◆ **Your objective**:
Give a verbatim quotation of every record.

Data entries
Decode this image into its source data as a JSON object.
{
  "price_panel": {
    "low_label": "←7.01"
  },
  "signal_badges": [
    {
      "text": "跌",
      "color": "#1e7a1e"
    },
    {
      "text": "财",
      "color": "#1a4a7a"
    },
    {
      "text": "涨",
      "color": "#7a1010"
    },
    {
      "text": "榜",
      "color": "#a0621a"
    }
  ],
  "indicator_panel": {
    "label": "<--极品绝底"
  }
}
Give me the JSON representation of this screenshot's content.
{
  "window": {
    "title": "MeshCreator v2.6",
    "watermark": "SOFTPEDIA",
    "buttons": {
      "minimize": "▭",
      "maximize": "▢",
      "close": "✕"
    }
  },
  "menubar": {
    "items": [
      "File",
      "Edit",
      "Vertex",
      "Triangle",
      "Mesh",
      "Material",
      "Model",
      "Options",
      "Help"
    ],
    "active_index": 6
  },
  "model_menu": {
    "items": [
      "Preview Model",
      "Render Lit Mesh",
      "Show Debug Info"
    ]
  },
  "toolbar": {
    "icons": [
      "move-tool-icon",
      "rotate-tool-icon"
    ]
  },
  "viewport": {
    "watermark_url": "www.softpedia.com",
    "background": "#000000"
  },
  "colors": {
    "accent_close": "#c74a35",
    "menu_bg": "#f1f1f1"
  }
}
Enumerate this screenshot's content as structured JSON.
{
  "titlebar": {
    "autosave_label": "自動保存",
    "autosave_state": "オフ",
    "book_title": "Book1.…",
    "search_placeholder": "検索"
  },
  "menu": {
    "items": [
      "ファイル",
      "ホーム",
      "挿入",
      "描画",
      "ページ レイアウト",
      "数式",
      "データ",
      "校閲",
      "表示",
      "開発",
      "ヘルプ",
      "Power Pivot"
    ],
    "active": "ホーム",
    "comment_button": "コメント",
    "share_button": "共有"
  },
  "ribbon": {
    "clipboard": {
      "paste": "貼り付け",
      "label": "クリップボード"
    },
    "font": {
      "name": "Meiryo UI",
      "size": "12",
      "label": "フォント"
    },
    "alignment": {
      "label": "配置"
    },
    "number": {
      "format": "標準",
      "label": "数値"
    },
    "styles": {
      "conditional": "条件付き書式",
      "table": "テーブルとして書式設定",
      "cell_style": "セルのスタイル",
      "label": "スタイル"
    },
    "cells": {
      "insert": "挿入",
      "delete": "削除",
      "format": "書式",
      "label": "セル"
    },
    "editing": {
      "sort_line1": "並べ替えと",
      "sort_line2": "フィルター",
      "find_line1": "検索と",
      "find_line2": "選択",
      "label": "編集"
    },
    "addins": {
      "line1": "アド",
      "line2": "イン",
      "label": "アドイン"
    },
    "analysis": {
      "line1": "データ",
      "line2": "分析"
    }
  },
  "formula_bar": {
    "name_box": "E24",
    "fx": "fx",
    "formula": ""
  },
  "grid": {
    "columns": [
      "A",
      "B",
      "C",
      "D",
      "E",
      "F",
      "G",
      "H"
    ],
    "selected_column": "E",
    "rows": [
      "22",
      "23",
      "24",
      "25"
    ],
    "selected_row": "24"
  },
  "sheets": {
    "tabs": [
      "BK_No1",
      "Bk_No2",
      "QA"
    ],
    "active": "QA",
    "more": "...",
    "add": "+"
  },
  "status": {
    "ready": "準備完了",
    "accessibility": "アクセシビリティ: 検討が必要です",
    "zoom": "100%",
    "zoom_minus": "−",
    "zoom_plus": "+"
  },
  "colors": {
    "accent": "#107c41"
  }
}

◆ **Written solution**:
Decode this image into its source data as a JSON object.
{
  "price_panel": {
    "low_label": "←7.01"
  },
  "signal_badges": [
    {
      "text": "跌",
      "color": "#1e7a1e"
    },
    {
      "text": "财",
      "color": "#1a4a7a"
    },
    {
      "text": "涨",
      "color": "#7a1010"
    },
    {
      "text": "榜",
      "color": "#a0621a"
    }
  ],
  "indicator_panel": {
    "label": "<--极品绝底"
  }
}
Give me the JSON representation of this screenshot's content.
{
  "window": {
    "title": "MeshCreator v2.6",
    "watermark": "SOFTPEDIA",
    "buttons": {
      "minimize": "▭",
      "maximize": "▢",
      "close": "✕"
    }
  },
  "menubar": {
    "items": [
      "File",
      "Edit",
      "Vertex",
      "Triangle",
      "Mesh",
      "Material",
      "Model",
      "Options",
      "Help"
    ],
    "active_index": 6
  },
  "model_menu": {
    "items": [
      "Preview Model",
      "Render Lit Mesh",
      "Show Debug Info"
    ]
  },
  "toolbar": {
    "icons": [
      "move-tool-icon",
      "rotate-tool-icon"
    ]
  },
  "viewport": {
    "watermark_url": "www.softpedia.com",
    "background": "#000000"
  },
  "colors": {
    "accent_close": "#c74a35",
    "menu_bg": "#f1f1f1"
  }
}
Enumerate this screenshot's content as structured JSON.
{
  "titlebar": {
    "autosave_label": "自動保存",
    "autosave_state": "オフ",
    "book_title": "Book1.…",
    "search_placeholder": "検索"
  },
  "menu": {
    "items": [
      "ファイル",
      "ホーム",
      "挿入",
      "描画",
      "ページ レイアウト",
      "数式",
      "データ",
      "校閲",
      "表示",
      "開発",
      "ヘルプ",
      "Power Pivot"
    ],
    "active": "ホーム",
    "comment_button": "コメント",
    "share_button": "共有"
  },
  "ribbon": {
    "clipboard": {
      "paste": "貼り付け",
      "label": "クリップボード"
    },
    "font": {
      "name": "Meiryo UI",
      "size": "12",
      "label": "フォント"
    },
    "alignment": {
      "label": "配置"
    },
    "number": {
      "format": "標準",
      "label": "数値"
    },
    "styles": {
      "conditional": "条件付き書式",
      "table": "テーブルとして書式設定",
      "cell_style": "セルのスタイル",
      "label": "スタイル"
    },
    "cells": {
      "insert": "挿入",
      "delete": "削除",
      "format": "書式",
      "label": "セル"
    },
    "editing": {
      "sort_line1": "並べ替えと",
      "sort_line2": "フィルター",
      "find_line1": "検索と",
      "find_line2": "選択",
      "label": "編集"
    },
    "addins": {
      "line1": "アド",
      "line2": "イン",
      "label": "アドイン"
    },
    "analysis": {
      "line1": "データ",
      "line2": "分析"
    }
  },
  "formula_bar": {
    "name_box": "E24",
    "fx": "fx",
    "formula": ""
  },
  "grid": {
    "columns": [
      "A",
      "B",
      "C",
      "D",
      "E",
      "F",
      "G",
      "H"
    ],
    "selected_column": "E",
    "rows": [
      "22",
      "23",
      "24",
      "25"
    ],
    "selected_row": "24"
  },
  "sheets": {
    "tabs": [
      "BK_No1",
      "Bk_No2",
      "QA"
    ],
    "active": "QA",
    "more": "...",
    "add": "+"
  },
  "status": {
    "ready": "準備完了",
    "accessibility": "アクセシビリティ: 検討が必要です",
    "zoom": "100%",
    "zoom_minus": "−",
    "zoom_plus": "+"
  },
  "colors": {
    "accent": "#107c41"
  }
}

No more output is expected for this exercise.